▸ THE PROBLEM
Locate the word "makijażu" in the data below, then copy every line that holds it.
###
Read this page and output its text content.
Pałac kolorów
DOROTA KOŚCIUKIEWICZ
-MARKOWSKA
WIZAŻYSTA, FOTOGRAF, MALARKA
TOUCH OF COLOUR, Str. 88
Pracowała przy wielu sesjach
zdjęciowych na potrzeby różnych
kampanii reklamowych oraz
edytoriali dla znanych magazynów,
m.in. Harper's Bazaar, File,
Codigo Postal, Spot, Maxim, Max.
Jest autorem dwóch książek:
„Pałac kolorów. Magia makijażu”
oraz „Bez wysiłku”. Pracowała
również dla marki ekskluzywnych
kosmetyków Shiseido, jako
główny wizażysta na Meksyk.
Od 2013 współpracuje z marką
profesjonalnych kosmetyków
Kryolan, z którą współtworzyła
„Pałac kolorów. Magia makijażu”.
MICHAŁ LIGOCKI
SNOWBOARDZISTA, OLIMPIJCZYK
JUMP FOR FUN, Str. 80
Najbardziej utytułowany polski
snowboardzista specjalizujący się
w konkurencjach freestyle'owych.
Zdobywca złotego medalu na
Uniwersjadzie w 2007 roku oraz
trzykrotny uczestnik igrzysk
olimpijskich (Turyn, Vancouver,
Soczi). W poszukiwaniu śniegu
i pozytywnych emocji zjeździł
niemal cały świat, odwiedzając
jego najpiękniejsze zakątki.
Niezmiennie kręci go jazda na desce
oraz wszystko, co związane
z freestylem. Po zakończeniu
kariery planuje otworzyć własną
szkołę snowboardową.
###
▸ TASK SOLUTION
„Pałac kolorów. Magia makijażu”
„Pałac kolorów. Magia makijażu”.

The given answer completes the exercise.